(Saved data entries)
+++++

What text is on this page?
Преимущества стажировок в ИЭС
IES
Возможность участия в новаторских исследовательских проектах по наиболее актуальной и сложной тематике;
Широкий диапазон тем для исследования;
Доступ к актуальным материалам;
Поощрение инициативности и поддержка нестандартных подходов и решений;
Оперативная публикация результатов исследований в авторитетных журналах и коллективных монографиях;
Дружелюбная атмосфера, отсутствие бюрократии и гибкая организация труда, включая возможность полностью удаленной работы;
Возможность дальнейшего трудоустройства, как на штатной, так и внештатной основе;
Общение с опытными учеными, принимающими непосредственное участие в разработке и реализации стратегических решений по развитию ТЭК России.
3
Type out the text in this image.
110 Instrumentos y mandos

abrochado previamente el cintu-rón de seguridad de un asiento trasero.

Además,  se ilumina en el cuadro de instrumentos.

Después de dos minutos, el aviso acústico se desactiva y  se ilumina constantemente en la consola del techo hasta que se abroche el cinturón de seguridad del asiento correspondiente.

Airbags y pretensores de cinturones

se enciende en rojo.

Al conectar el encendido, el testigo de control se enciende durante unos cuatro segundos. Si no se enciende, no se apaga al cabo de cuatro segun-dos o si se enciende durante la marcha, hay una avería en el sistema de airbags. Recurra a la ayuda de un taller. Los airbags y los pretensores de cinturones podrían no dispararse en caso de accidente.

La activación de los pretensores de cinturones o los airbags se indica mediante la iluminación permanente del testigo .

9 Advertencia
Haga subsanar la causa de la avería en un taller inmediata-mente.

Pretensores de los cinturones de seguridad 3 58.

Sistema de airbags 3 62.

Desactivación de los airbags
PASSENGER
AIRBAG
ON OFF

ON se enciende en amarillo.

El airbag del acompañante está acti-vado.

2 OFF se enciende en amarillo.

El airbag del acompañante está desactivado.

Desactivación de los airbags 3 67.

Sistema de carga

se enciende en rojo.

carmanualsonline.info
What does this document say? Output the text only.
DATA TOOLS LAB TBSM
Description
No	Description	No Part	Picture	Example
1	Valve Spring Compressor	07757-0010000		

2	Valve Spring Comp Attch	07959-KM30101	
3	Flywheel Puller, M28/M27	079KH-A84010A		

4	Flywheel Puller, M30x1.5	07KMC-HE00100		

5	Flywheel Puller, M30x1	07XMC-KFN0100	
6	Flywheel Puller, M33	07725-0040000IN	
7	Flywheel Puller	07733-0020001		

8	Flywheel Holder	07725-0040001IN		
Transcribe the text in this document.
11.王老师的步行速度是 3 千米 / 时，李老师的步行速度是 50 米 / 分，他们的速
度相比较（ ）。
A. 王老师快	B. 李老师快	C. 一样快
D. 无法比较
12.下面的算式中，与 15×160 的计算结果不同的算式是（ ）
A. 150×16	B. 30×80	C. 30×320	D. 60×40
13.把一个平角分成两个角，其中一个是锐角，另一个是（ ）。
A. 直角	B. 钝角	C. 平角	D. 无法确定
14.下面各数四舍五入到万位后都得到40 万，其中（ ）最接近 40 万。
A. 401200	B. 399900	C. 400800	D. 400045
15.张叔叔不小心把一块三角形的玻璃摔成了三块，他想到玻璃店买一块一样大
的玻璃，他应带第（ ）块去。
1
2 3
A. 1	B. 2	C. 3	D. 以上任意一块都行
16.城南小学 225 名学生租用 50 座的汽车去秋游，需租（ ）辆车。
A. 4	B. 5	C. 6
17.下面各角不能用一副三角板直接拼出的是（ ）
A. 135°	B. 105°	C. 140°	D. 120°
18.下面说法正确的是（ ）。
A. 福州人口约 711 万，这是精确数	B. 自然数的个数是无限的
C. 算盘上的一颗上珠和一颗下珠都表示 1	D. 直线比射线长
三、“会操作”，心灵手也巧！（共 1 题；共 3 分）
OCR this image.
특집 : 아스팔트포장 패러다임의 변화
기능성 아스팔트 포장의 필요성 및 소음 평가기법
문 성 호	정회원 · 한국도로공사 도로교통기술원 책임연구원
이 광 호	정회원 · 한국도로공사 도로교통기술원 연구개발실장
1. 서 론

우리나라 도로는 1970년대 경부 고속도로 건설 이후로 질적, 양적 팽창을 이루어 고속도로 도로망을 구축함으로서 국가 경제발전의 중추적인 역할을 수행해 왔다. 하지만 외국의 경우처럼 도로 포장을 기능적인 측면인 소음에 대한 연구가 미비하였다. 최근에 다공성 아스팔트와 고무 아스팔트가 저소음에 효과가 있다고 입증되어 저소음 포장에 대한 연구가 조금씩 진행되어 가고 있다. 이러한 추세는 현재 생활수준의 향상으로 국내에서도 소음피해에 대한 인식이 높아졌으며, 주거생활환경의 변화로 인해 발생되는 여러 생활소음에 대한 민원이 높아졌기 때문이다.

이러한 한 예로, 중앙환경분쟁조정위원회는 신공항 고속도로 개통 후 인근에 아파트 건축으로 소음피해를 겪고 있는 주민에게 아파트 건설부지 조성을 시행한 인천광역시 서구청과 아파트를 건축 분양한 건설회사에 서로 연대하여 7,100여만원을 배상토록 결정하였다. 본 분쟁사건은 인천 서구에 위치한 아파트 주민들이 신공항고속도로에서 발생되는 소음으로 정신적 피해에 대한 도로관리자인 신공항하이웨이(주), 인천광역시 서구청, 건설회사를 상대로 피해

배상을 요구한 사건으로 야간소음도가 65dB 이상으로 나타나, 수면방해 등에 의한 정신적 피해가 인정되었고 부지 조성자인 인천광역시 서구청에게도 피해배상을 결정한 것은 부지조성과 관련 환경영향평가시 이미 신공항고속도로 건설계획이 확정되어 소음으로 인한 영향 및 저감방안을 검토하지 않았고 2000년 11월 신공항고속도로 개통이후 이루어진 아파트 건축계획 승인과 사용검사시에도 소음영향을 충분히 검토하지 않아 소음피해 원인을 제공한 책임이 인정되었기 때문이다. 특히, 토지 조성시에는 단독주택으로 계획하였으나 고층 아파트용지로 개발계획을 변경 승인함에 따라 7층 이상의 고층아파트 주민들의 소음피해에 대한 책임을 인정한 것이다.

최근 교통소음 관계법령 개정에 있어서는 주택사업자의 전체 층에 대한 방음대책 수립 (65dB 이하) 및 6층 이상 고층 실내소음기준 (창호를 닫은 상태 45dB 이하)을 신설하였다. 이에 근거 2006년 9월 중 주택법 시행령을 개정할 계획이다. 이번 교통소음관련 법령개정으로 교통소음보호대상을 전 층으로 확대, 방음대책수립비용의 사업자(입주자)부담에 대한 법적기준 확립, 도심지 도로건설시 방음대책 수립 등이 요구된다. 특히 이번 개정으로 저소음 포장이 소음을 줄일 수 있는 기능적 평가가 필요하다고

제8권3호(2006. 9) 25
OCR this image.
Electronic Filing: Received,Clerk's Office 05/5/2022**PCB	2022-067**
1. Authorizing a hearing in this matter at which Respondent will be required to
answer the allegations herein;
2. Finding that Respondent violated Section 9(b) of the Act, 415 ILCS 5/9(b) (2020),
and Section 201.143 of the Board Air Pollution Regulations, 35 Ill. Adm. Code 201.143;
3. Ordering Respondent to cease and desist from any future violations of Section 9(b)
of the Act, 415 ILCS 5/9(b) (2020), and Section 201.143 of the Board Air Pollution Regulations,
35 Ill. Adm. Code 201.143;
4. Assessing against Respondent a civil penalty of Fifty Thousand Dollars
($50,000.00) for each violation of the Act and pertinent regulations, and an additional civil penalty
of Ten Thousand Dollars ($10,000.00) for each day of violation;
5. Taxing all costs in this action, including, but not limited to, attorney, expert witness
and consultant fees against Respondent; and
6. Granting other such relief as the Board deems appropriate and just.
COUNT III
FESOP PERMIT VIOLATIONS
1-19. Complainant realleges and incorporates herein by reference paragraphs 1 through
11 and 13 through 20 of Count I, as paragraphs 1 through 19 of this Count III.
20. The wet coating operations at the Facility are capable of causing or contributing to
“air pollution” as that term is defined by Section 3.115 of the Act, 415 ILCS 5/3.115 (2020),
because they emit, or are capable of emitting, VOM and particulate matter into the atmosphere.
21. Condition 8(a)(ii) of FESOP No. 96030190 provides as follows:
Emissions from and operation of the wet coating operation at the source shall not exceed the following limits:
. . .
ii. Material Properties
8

+++++

Search the lines above for the string "through", then show every one that has it.

1-19. Complainant realleges and incorporates herein by reference paragraphs 1 through
11 and 13 through 20 of Count I, as paragraphs 1 through 19 of this Count III.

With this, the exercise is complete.